▶ _THE INPUT_:
## Begin

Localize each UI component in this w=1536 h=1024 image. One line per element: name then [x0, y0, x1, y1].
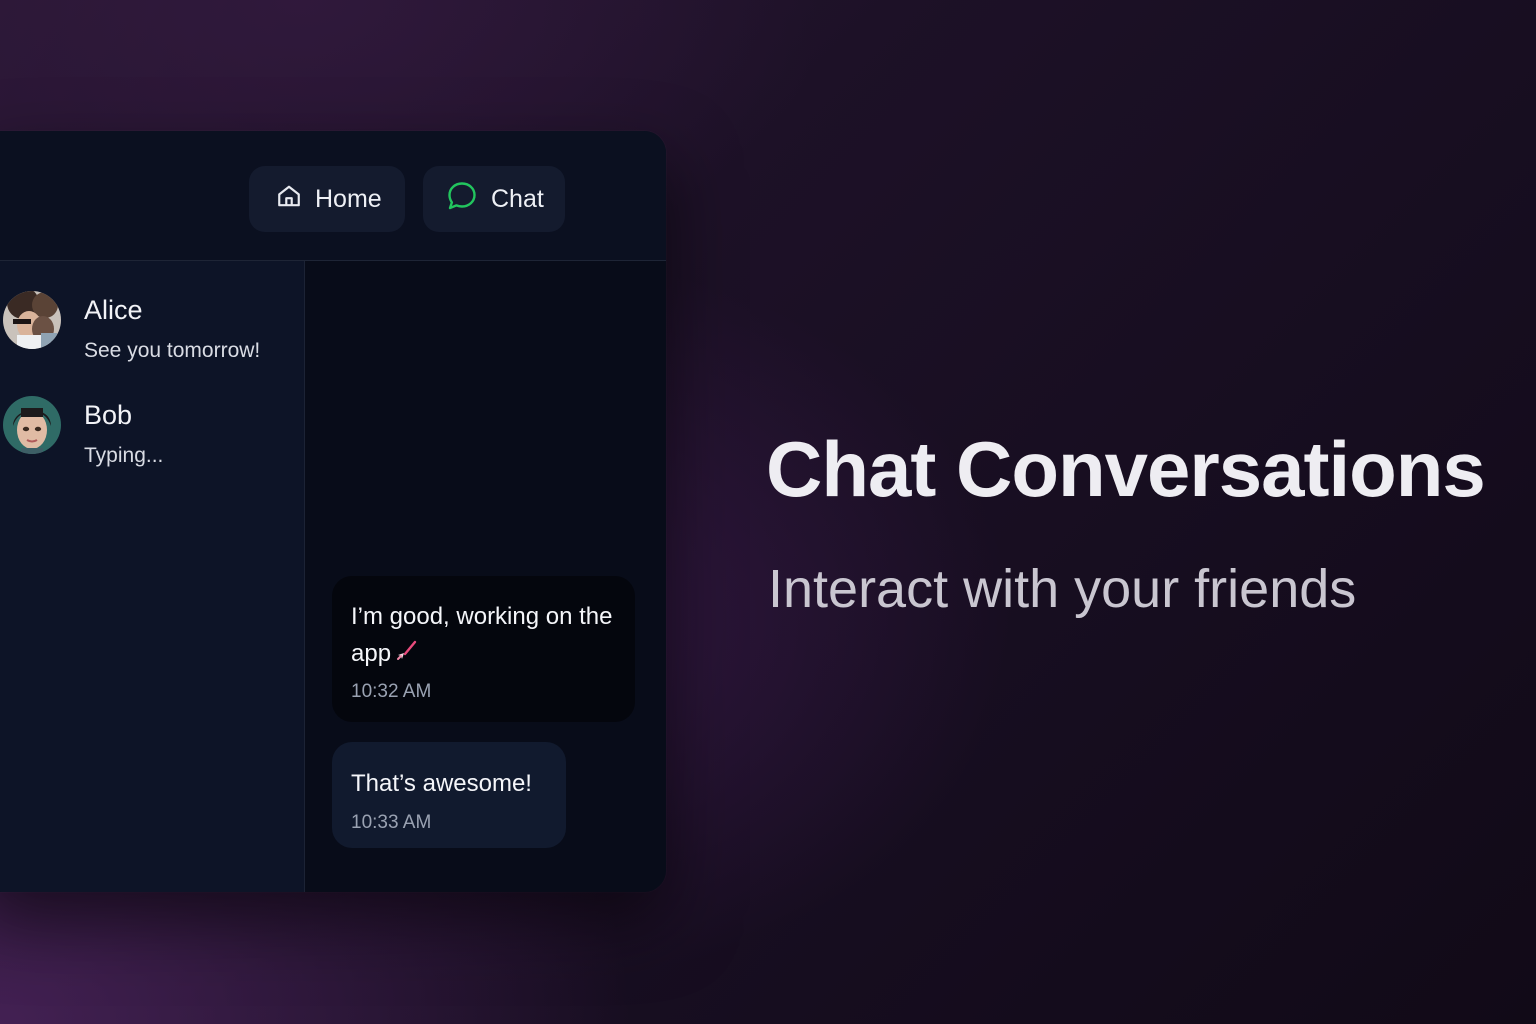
contact-preview: Typing... — [84, 444, 164, 467]
top-navigation-bar: Home Chat — [0, 131, 666, 261]
alice-avatar — [3, 291, 61, 349]
rocket-icon — [395, 636, 417, 673]
contact-name: Bob — [84, 400, 133, 430]
message-bubble: That’s awesome! 10:33 AM — [332, 742, 566, 848]
message-time: 10:33 AM — [351, 812, 432, 833]
message-text-content: I’m good, working on the app — [351, 603, 613, 667]
contact-preview: See you tomorrow! — [84, 339, 261, 362]
message-text: That’s awesome! — [351, 770, 532, 797]
nav-home-label: Home — [315, 184, 382, 213]
contact-item-bob[interactable]: Bob Typing... — [0, 386, 304, 486]
contact-item-alice[interactable]: Alice See you tomorrow! — [0, 281, 304, 381]
message-text: I’m good, working on the app — [351, 598, 617, 673]
contacts-sidebar: Alice See you tomorrow! Bob Typing... — [0, 261, 305, 892]
message-thread: I’m good, working on the app 10:32 AM Th… — [305, 261, 666, 892]
nav-chat-button[interactable]: Chat — [423, 166, 565, 232]
contact-name: Alice — [84, 295, 143, 325]
message-time: 10:32 AM — [351, 681, 432, 703]
hero-title: Chat Conversations — [766, 425, 1486, 513]
nav-chat-label: Chat — [491, 184, 544, 213]
chat-app-window: Home Chat Alice See you tomorrow! Bob Ty… — [0, 131, 666, 892]
hero-subtitle: Interact with your friends — [768, 559, 1357, 619]
chat-bubble-icon — [446, 180, 478, 219]
home-icon — [276, 183, 302, 216]
nav-home-button[interactable]: Home — [249, 166, 405, 232]
bob-avatar — [3, 396, 61, 454]
message-bubble: I’m good, working on the app 10:32 AM — [332, 576, 635, 722]
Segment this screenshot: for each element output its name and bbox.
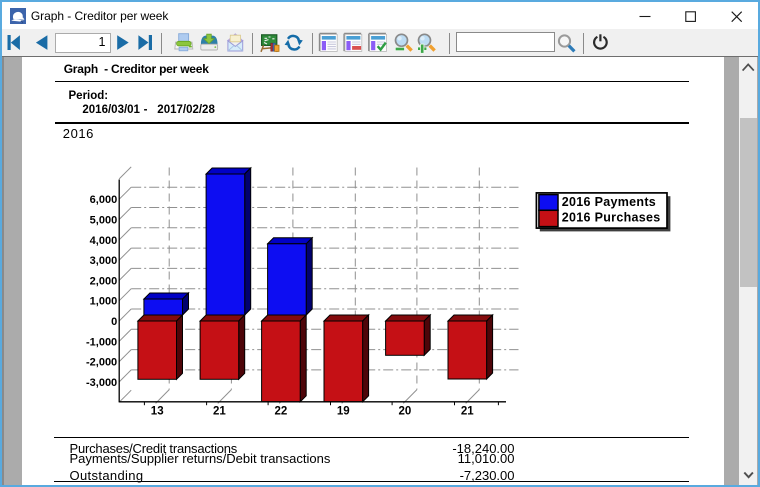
svg-text:2,000: 2,000 <box>90 275 118 287</box>
svg-text:22: 22 <box>275 406 288 418</box>
svg-text:21: 21 <box>213 406 226 418</box>
svg-text:3,000: 3,000 <box>90 255 118 267</box>
svg-text:1,000: 1,000 <box>90 296 118 308</box>
svg-text:2016 Purchases: 2016 Purchases <box>562 211 661 225</box>
svg-text:4,000: 4,000 <box>90 235 118 247</box>
svg-text:0: 0 <box>111 316 117 328</box>
svg-text:-1,000: -1,000 <box>86 336 117 348</box>
svg-text:20: 20 <box>399 406 412 418</box>
svg-text:21: 21 <box>461 406 474 418</box>
svg-text:19: 19 <box>337 406 350 418</box>
svg-text:-3,000: -3,000 <box>86 377 117 389</box>
svg-text:2016 Payments: 2016 Payments <box>562 195 656 209</box>
svg-text:6,000: 6,000 <box>90 194 118 206</box>
svg-text:13: 13 <box>151 406 164 418</box>
svg-text:5,000: 5,000 <box>90 215 118 227</box>
svg-text:-2,000: -2,000 <box>86 357 117 369</box>
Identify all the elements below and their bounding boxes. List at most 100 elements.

## End

▶ _YOUR TASK_:
Please copy out every line of the items above word for word, leaving out the pictures.

▶ _RESULT OF THE TASK_:
Localize each UI component in this w=1536 h=1024 image. One line per element: name then [x0, y0, x1, y1].
contact-preview: Typing... — [84, 444, 164, 467]
top-navigation-bar: Home Chat — [0, 131, 666, 261]
alice-avatar — [3, 291, 61, 349]
rocket-icon — [395, 636, 417, 673]
contact-name: Bob — [84, 400, 133, 430]
message-bubble: That’s awesome! 10:33 AM — [332, 742, 566, 848]
message-time: 10:33 AM — [351, 812, 432, 833]
message-text-content: I’m good, working on the app — [351, 603, 613, 667]
contact-preview: See you tomorrow! — [84, 339, 261, 362]
message-text: That’s awesome! — [351, 770, 532, 797]
nav-home-label: Home — [315, 184, 382, 213]
contact-item-bob[interactable]: Bob Typing... — [0, 386, 304, 486]
contact-item-alice[interactable]: Alice See you tomorrow! — [0, 281, 304, 381]
message-text: I’m good, working on the app — [351, 598, 617, 673]
contacts-sidebar: Alice See you tomorrow! Bob Typing... — [0, 261, 305, 892]
message-thread: I’m good, working on the app 10:32 AM Th… — [305, 261, 666, 892]
nav-chat-button[interactable]: Chat — [423, 166, 565, 232]
contact-name: Alice — [84, 295, 143, 325]
message-time: 10:32 AM — [351, 681, 432, 703]
hero-title: Chat Conversations — [766, 425, 1486, 513]
nav-chat-label: Chat — [491, 184, 544, 213]
chat-app-window: Home Chat Alice See you tomorrow! Bob Ty… — [0, 131, 666, 892]
hero-subtitle: Interact with your friends — [768, 559, 1357, 619]
chat-bubble-icon — [446, 180, 478, 219]
home-icon — [276, 183, 302, 216]
nav-home-button[interactable]: Home — [249, 166, 405, 232]
bob-avatar — [3, 396, 61, 454]
message-bubble: I’m good, working on the app 10:32 AM — [332, 576, 635, 722]
Segment this screenshot: for each element output its name and bbox.
svg-text:2,000: 2,000 <box>90 275 118 287</box>
svg-text:22: 22 <box>275 406 288 418</box>
svg-text:21: 21 <box>213 406 226 418</box>
svg-text:3,000: 3,000 <box>90 255 118 267</box>
svg-text:1,000: 1,000 <box>90 296 118 308</box>
svg-text:2016 Purchases: 2016 Purchases <box>562 211 661 225</box>
svg-text:4,000: 4,000 <box>90 235 118 247</box>
svg-text:0: 0 <box>111 316 117 328</box>
svg-text:-1,000: -1,000 <box>86 336 117 348</box>
svg-text:20: 20 <box>399 406 412 418</box>
svg-text:21: 21 <box>461 406 474 418</box>
svg-text:19: 19 <box>337 406 350 418</box>
svg-text:-3,000: -3,000 <box>86 377 117 389</box>
svg-text:2016 Payments: 2016 Payments <box>562 195 656 209</box>
svg-text:6,000: 6,000 <box>90 194 118 206</box>
svg-text:13: 13 <box>151 406 164 418</box>
svg-text:5,000: 5,000 <box>90 215 118 227</box>
svg-text:-2,000: -2,000 <box>86 357 117 369</box>
Identify all the elements below and their bounding boxes. List at most 100 elements.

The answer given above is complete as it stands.